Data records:

***

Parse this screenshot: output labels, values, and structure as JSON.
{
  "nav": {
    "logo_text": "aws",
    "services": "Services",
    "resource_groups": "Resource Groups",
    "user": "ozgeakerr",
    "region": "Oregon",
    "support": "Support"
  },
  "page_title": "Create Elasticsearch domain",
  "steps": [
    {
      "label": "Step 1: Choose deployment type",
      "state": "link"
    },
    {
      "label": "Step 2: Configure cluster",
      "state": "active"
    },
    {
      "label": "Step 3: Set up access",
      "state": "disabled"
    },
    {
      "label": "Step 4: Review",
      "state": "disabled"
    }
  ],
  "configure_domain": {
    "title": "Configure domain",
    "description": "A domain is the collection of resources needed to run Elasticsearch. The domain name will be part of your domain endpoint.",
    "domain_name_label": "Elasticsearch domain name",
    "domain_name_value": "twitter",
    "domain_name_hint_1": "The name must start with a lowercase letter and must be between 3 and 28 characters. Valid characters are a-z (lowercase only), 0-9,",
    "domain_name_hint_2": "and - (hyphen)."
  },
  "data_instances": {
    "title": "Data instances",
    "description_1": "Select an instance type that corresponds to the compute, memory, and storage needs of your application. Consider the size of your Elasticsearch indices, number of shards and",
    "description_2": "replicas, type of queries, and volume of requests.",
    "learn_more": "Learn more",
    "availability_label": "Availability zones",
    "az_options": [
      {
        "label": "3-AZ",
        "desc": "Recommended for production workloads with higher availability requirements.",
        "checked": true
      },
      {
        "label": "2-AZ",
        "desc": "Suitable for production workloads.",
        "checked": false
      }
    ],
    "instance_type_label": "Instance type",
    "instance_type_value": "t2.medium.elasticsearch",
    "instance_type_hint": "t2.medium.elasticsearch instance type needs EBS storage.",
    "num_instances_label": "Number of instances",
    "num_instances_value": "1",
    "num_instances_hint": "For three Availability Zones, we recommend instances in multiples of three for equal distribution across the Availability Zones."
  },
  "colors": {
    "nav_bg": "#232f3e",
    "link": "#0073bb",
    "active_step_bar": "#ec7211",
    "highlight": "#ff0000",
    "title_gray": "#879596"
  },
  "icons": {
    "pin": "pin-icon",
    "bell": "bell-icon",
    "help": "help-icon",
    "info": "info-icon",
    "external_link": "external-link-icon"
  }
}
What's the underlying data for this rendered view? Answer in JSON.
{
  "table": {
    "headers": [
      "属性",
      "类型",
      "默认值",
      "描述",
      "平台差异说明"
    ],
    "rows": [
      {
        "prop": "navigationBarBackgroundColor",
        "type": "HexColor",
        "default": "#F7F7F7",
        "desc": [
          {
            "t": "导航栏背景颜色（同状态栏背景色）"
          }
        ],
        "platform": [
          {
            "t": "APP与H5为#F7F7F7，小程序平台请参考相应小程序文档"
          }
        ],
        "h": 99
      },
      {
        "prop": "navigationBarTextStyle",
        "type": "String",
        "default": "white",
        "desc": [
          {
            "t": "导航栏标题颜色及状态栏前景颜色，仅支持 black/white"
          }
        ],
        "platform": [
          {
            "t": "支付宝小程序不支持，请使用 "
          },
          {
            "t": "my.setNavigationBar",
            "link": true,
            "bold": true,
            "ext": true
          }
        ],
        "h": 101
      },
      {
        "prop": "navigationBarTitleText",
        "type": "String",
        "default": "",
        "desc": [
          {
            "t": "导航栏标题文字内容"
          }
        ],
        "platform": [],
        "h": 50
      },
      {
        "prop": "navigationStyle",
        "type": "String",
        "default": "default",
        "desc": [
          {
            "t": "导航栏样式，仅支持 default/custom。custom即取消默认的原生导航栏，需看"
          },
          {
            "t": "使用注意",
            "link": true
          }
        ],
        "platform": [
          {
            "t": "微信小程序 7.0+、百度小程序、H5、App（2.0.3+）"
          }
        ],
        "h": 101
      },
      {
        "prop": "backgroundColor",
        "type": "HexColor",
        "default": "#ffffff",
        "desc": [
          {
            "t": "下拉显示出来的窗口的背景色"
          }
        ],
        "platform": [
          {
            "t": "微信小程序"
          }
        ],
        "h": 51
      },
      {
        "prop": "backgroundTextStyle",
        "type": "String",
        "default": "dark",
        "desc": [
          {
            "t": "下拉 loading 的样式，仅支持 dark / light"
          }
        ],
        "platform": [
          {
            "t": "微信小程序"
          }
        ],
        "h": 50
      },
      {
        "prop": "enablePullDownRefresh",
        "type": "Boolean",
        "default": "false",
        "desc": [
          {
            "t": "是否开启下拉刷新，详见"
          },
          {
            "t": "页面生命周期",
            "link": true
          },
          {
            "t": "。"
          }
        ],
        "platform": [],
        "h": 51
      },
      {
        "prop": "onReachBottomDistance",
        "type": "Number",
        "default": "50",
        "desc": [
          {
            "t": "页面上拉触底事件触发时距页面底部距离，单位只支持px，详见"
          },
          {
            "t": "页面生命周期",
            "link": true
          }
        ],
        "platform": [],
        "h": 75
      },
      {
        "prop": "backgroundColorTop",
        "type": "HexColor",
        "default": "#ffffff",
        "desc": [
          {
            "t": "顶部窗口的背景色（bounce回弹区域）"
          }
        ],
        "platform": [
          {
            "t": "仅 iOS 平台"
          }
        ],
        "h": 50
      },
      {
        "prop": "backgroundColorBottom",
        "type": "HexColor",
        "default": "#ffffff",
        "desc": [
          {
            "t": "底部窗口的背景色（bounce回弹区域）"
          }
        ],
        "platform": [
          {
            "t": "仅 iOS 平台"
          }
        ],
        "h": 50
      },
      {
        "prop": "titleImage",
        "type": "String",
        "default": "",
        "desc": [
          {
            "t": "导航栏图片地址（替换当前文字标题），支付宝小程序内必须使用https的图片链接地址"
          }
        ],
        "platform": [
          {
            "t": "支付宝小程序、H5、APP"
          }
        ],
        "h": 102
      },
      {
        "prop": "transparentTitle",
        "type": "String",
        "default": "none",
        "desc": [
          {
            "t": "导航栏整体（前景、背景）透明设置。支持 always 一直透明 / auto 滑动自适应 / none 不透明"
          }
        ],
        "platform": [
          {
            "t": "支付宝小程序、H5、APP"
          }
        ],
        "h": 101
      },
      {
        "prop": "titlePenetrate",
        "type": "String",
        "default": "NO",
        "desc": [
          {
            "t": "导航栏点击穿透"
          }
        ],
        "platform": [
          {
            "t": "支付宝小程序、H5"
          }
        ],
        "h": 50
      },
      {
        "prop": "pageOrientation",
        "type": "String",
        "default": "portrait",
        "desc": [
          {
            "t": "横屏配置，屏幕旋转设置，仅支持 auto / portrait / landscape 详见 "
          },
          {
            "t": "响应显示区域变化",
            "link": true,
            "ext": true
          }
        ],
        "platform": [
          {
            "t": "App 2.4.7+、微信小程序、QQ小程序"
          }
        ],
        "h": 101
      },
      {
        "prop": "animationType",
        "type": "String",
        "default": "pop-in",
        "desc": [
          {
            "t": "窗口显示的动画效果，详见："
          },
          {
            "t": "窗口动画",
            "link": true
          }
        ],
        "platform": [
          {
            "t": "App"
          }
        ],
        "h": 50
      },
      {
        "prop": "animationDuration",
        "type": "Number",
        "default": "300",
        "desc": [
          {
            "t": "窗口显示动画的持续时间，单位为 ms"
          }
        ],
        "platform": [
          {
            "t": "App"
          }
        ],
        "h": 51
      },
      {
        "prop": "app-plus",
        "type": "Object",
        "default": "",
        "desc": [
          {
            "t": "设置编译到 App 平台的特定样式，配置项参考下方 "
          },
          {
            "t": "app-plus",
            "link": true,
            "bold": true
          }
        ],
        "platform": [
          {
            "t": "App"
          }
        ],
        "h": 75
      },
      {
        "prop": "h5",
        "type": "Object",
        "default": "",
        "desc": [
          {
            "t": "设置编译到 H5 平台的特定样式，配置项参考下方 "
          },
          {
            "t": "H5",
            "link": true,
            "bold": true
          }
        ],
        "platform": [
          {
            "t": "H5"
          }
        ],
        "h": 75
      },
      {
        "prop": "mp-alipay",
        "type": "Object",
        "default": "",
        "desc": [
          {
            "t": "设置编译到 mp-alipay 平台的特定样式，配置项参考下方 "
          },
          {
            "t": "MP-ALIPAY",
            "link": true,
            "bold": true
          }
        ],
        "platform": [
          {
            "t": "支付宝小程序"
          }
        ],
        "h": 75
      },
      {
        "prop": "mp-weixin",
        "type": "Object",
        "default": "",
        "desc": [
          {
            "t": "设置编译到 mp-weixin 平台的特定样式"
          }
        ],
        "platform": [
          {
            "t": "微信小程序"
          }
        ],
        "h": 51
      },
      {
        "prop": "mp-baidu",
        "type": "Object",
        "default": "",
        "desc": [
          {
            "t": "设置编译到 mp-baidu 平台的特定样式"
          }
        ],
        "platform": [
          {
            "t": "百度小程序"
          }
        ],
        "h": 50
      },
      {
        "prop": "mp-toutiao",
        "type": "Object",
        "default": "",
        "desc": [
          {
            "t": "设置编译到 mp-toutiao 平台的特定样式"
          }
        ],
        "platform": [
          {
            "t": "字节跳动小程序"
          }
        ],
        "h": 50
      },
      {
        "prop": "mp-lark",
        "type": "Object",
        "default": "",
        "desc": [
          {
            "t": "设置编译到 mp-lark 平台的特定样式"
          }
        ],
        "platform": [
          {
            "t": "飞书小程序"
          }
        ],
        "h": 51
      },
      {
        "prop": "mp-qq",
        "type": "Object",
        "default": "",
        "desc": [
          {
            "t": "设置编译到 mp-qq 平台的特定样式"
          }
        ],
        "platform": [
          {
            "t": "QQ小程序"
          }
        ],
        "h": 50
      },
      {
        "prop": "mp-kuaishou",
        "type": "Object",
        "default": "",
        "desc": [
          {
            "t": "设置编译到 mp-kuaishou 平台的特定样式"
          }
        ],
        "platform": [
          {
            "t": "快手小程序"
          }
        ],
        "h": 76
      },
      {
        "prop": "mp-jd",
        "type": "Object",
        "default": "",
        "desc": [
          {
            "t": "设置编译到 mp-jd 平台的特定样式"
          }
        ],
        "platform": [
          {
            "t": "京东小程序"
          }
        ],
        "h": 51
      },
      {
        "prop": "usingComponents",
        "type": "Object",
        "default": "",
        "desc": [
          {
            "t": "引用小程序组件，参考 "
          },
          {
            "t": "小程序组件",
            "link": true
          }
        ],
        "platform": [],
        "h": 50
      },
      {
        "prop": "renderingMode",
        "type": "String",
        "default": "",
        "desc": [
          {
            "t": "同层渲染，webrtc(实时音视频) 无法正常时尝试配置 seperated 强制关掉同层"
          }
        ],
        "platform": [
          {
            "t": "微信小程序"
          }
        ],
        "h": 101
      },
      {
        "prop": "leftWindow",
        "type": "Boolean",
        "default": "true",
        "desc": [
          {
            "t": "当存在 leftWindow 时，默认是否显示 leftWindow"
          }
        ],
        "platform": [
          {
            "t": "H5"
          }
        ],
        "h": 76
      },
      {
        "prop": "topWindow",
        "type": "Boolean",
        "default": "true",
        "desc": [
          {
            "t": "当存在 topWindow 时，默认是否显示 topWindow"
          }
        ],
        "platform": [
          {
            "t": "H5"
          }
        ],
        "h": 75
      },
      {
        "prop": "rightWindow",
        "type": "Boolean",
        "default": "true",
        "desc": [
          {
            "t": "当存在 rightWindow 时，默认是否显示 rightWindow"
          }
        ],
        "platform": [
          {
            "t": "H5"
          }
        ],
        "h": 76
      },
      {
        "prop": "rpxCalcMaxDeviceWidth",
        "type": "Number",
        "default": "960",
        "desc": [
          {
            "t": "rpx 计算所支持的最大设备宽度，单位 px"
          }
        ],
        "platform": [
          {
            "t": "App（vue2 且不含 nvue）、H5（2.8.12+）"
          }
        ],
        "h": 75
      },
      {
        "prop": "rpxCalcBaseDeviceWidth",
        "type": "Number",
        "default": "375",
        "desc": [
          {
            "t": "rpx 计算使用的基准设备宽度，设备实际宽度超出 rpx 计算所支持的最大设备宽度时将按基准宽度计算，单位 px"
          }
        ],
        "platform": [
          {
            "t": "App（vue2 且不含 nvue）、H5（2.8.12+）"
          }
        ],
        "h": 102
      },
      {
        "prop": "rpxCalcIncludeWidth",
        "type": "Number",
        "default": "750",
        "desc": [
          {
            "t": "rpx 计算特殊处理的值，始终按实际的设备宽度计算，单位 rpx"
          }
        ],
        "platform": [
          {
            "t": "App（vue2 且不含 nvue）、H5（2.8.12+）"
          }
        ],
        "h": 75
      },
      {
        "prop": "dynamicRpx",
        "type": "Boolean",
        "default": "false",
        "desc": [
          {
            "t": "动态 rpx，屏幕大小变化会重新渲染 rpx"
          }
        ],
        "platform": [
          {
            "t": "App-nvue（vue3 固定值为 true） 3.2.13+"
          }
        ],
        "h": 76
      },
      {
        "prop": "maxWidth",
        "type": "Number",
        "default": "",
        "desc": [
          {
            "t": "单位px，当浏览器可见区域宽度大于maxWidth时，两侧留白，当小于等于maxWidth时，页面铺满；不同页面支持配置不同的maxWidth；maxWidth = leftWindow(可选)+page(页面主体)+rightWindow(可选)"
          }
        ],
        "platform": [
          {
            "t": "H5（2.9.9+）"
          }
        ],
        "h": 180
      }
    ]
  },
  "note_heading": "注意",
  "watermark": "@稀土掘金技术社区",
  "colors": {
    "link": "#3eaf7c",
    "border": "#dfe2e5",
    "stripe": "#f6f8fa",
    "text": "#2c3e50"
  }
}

***

### Objective
Copy each line of the data that contains the word "rightWindow".

### Written reply
        "prop": "rightWindow",
            "t": "当存在 rightWindow 时，默认是否显示 rightWindow"
            "t": "单位px，当浏览器可见区域宽度大于maxWidth时，两侧留白，当小于等于maxWidth时，页面铺满；不同页面支持配置不同的maxWidth；maxWidth = leftWindow(可选)+page(页面主体)+rightWindow(可选)"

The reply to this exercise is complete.